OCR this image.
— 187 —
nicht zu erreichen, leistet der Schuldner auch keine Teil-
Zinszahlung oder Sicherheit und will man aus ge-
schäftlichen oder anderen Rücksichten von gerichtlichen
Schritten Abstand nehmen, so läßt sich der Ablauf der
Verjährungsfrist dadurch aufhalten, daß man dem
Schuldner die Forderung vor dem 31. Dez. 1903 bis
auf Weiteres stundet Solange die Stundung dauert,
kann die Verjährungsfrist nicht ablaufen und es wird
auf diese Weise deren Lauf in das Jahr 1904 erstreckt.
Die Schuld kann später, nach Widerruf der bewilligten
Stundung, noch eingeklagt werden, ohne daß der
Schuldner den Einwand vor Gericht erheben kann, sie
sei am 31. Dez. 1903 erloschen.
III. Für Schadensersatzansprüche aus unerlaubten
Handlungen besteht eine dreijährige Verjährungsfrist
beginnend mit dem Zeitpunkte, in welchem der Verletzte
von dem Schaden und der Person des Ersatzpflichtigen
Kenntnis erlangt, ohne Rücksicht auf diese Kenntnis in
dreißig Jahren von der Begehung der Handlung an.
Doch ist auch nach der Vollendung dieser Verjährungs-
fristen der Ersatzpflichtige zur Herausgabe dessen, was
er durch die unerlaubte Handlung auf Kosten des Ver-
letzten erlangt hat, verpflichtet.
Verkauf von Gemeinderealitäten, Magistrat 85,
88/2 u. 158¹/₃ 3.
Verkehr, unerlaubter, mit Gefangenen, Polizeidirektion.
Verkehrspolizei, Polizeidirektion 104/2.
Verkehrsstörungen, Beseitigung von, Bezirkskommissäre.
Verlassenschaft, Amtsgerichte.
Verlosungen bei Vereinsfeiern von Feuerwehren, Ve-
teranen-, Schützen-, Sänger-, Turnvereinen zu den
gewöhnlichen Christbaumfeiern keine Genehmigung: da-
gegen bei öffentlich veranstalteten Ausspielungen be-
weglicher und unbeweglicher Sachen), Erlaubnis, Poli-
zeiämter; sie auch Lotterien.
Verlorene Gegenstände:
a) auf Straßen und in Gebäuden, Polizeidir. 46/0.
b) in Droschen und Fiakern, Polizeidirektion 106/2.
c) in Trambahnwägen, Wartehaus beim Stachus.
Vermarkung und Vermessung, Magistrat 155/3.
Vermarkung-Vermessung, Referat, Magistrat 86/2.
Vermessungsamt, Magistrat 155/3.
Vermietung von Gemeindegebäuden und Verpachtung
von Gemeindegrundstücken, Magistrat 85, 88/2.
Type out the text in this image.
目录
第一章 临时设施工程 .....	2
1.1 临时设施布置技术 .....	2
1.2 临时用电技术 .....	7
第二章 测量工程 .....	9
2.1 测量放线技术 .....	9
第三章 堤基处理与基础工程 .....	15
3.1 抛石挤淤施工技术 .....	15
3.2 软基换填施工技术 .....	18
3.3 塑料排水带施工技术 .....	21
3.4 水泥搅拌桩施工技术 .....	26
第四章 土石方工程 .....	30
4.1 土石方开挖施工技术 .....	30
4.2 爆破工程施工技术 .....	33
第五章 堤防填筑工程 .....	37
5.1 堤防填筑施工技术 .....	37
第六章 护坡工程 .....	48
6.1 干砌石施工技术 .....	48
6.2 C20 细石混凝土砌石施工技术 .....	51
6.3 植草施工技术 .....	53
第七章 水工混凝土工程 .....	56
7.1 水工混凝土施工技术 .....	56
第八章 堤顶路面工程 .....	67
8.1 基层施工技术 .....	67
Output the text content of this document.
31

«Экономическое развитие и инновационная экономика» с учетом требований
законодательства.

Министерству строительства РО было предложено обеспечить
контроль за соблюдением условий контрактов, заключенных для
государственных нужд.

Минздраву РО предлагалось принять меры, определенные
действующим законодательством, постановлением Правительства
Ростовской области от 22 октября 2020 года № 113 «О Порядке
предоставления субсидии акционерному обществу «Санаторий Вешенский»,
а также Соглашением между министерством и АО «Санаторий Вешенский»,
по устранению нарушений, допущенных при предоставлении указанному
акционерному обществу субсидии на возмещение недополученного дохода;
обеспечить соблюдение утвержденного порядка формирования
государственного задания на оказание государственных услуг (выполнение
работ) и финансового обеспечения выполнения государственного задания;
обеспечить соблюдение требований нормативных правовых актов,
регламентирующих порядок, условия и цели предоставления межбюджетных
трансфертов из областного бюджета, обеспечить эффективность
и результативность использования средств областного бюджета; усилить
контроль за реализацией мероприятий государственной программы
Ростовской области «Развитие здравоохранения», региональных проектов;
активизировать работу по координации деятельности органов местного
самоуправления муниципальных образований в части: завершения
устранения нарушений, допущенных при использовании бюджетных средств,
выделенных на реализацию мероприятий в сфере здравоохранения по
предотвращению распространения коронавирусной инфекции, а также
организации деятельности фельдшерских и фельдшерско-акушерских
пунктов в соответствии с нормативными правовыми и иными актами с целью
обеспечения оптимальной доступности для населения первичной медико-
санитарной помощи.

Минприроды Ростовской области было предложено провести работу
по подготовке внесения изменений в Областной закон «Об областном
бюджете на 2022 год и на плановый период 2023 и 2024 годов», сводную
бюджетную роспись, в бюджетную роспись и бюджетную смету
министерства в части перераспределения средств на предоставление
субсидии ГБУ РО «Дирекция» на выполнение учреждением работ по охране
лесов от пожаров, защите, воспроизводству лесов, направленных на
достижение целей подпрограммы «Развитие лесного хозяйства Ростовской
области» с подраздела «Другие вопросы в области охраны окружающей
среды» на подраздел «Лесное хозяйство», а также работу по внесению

## [TASK DIRECTIONS]
State the count of lines in the data holding the word "субсидии", adding nothing to it.

## [COMPLETED TASK]
3